The problem: Lines containing the word "frac" are to be located and copied.

Listed entries:
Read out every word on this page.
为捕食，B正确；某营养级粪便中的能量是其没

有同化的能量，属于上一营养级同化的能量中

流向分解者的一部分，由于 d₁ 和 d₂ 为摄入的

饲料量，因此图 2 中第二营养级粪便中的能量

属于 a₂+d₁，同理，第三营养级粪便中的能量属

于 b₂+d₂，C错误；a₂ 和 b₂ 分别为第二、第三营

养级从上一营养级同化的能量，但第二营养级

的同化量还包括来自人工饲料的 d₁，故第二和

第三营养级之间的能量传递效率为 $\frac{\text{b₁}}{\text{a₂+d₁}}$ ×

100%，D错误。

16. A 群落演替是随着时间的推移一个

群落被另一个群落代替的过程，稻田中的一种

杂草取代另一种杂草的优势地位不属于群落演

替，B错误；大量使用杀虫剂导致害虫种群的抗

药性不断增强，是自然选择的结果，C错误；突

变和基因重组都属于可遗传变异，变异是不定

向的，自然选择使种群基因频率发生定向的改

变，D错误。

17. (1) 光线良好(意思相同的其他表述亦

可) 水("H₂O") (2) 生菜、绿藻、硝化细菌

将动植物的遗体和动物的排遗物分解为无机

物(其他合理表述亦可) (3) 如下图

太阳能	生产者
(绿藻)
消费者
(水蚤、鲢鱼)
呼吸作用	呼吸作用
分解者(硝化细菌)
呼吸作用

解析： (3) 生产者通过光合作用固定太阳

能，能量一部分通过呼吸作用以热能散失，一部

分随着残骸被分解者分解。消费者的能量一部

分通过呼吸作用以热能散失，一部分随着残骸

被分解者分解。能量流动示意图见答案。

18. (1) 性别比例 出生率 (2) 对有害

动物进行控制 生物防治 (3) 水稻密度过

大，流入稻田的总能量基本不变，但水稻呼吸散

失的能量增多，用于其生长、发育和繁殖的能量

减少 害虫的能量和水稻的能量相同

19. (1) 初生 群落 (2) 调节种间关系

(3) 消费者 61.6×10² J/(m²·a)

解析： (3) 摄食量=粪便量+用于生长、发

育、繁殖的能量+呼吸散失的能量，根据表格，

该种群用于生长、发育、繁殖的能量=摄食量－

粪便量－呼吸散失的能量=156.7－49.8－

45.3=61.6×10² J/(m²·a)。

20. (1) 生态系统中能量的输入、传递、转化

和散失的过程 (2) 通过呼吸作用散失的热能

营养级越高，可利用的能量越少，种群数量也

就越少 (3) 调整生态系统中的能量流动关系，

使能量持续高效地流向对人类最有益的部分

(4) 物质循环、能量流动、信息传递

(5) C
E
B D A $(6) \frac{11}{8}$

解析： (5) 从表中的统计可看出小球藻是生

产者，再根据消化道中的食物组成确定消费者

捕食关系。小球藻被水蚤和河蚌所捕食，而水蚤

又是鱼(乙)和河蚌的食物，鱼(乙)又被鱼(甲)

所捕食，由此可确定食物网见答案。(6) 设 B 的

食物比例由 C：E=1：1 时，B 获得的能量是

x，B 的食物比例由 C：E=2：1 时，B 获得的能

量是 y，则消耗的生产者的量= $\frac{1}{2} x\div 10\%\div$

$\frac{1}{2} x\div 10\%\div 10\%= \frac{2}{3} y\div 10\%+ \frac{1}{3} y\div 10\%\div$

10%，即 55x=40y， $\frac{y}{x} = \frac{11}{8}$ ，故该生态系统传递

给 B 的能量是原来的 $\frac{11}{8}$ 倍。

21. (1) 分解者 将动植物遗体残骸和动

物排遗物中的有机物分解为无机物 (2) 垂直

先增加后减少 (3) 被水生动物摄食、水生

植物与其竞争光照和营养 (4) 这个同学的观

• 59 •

The reply:
第三营养级之间的能量传递效率为 $\frac{\text{b₁}}{\text{a₂+d₁}}$ ×
B D A $(6) \frac{11}{8}$
量是 y，则消耗的生产者的量= $\frac{1}{2} x\div 10\%\div$
$\frac{1}{2} x\div 10\%\div 10\%= \frac{2}{3} y\div 10\%+ \frac{1}{3} y\div 10\%\div$
10%，即 55x=40y， $\frac{y}{x} = \frac{11}{8}$ ，故该生态系统传递
给 B 的能量是原来的 $\frac{11}{8}$ 倍。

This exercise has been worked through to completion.